• _Items_:
Start

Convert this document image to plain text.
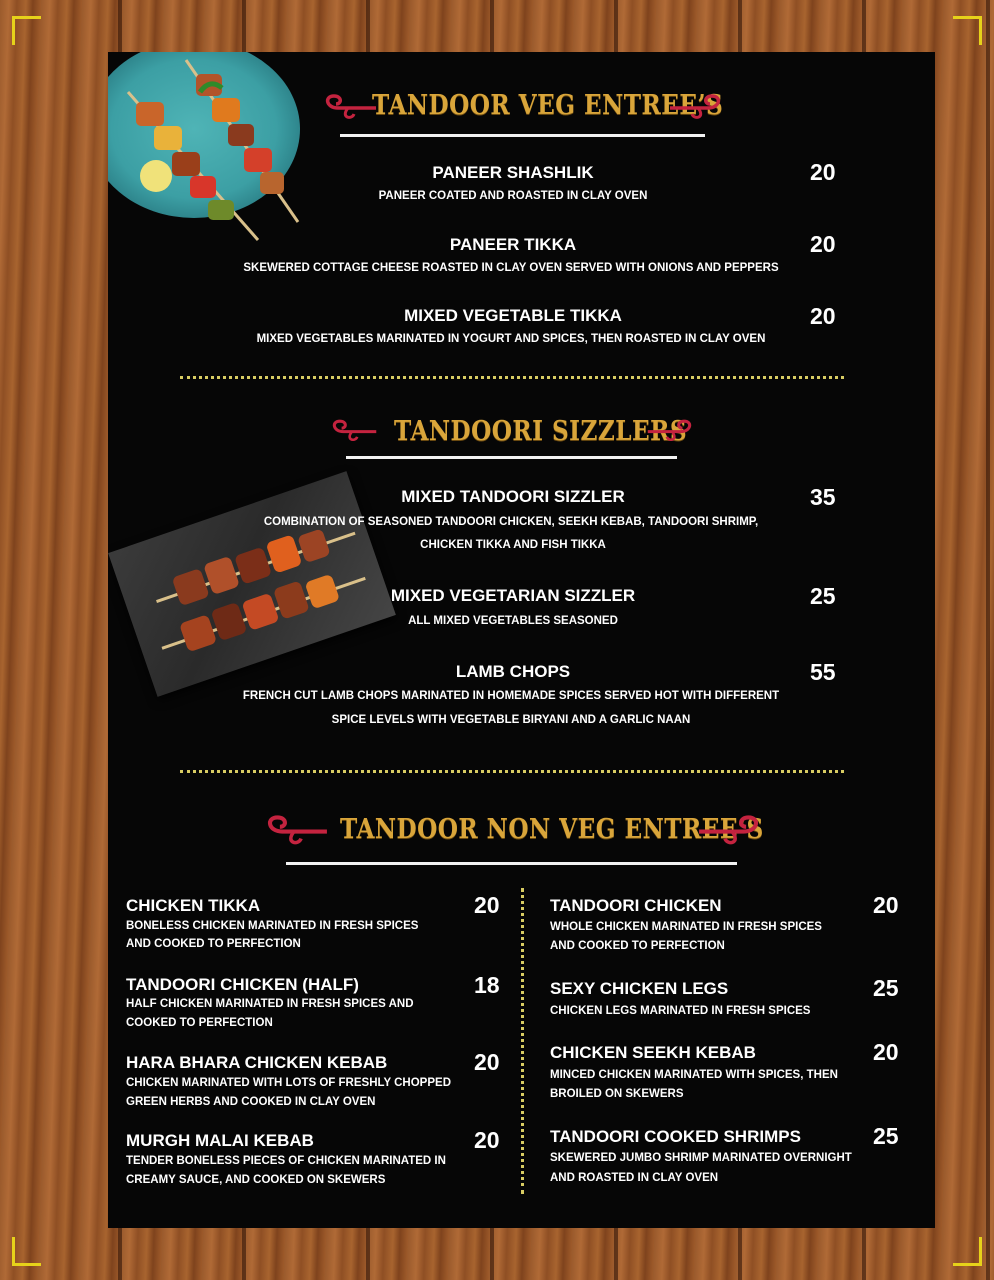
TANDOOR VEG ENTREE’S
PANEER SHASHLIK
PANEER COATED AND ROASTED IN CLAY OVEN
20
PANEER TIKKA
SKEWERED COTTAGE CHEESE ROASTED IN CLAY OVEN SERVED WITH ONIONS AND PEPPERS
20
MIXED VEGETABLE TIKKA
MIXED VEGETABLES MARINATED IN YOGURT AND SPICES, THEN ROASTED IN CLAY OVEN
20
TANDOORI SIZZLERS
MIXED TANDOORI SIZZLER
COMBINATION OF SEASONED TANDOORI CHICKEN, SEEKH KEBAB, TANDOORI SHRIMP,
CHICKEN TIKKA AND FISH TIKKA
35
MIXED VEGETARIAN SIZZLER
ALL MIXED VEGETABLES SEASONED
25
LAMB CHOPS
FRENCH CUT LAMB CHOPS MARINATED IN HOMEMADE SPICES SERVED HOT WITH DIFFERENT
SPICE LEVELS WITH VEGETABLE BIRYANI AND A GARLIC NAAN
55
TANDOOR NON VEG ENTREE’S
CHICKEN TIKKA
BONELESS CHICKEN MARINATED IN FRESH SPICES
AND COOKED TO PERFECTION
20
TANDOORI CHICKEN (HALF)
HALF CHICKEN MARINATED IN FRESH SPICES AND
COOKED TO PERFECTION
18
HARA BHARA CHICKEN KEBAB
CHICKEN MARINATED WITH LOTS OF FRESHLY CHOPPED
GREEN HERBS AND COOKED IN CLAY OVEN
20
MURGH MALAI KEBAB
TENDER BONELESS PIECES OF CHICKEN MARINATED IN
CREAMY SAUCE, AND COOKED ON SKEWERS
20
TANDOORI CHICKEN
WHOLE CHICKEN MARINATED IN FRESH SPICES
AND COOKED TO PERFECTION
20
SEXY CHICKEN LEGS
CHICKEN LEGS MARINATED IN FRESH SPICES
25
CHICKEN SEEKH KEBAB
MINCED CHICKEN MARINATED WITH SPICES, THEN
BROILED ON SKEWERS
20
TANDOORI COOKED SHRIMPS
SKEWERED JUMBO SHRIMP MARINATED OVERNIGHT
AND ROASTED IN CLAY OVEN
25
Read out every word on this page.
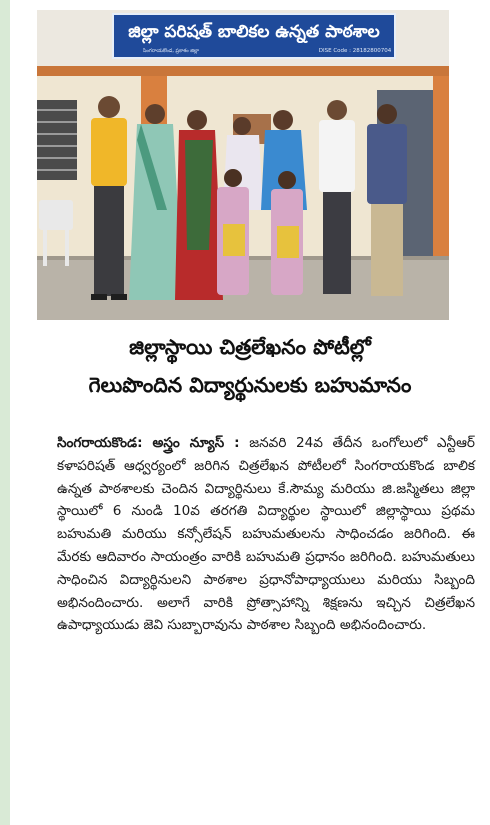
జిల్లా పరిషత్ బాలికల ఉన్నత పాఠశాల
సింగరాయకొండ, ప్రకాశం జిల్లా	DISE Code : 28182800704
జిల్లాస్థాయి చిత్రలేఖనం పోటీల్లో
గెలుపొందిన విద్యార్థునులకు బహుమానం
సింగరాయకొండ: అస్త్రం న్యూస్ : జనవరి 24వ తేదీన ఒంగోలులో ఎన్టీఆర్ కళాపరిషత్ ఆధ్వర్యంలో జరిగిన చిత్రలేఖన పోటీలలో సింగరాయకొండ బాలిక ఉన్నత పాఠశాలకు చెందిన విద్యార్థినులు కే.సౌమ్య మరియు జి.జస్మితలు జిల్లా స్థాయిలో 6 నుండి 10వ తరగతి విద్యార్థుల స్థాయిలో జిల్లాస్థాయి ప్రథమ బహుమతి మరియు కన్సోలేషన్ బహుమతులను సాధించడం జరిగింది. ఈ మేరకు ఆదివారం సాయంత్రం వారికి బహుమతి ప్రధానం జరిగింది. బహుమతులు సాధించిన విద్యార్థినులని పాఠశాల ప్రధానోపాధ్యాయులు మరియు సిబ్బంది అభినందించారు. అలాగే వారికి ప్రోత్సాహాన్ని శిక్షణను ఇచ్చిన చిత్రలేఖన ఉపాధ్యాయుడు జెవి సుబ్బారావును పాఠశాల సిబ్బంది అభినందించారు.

End
Start

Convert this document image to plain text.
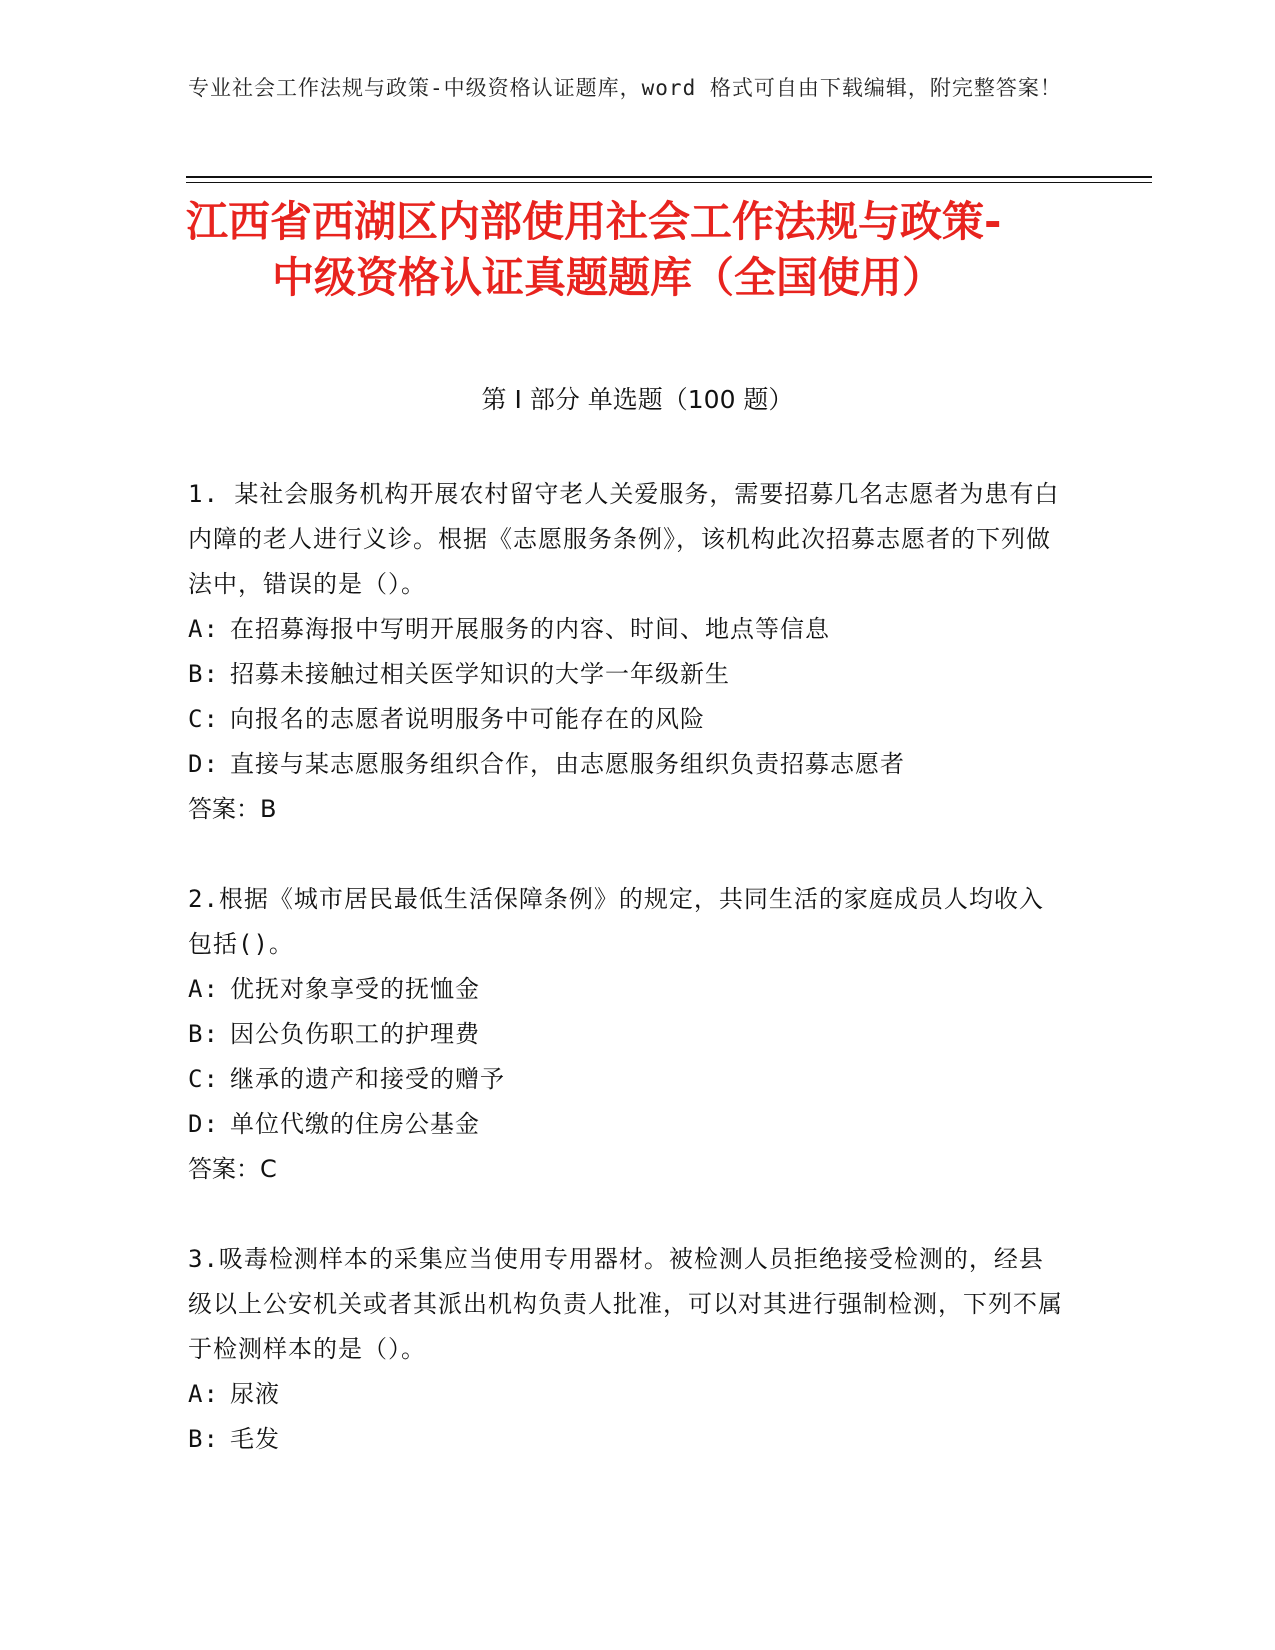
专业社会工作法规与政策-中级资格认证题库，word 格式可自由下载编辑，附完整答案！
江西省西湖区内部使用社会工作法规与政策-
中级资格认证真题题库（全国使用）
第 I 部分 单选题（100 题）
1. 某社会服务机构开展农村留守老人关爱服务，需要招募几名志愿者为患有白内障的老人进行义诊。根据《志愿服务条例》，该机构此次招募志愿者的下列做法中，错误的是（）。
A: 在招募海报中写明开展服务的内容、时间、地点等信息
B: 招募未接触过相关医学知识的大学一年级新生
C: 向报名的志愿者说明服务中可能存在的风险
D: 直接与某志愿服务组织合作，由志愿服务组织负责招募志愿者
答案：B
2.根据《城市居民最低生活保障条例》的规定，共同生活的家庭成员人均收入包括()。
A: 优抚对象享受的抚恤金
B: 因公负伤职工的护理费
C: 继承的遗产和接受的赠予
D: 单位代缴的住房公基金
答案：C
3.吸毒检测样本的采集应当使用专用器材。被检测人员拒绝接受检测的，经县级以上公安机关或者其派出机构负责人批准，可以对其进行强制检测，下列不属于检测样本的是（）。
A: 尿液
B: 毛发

End

• _The exercise_: In the listing above, find each line with the word "VEGETABLES" and copy it.

• _Exercise response_:
MIXED VEGETABLES MARINATED IN YOGURT AND SPICES, THEN ROASTED IN CLAY OVEN
ALL MIXED VEGETABLES SEASONED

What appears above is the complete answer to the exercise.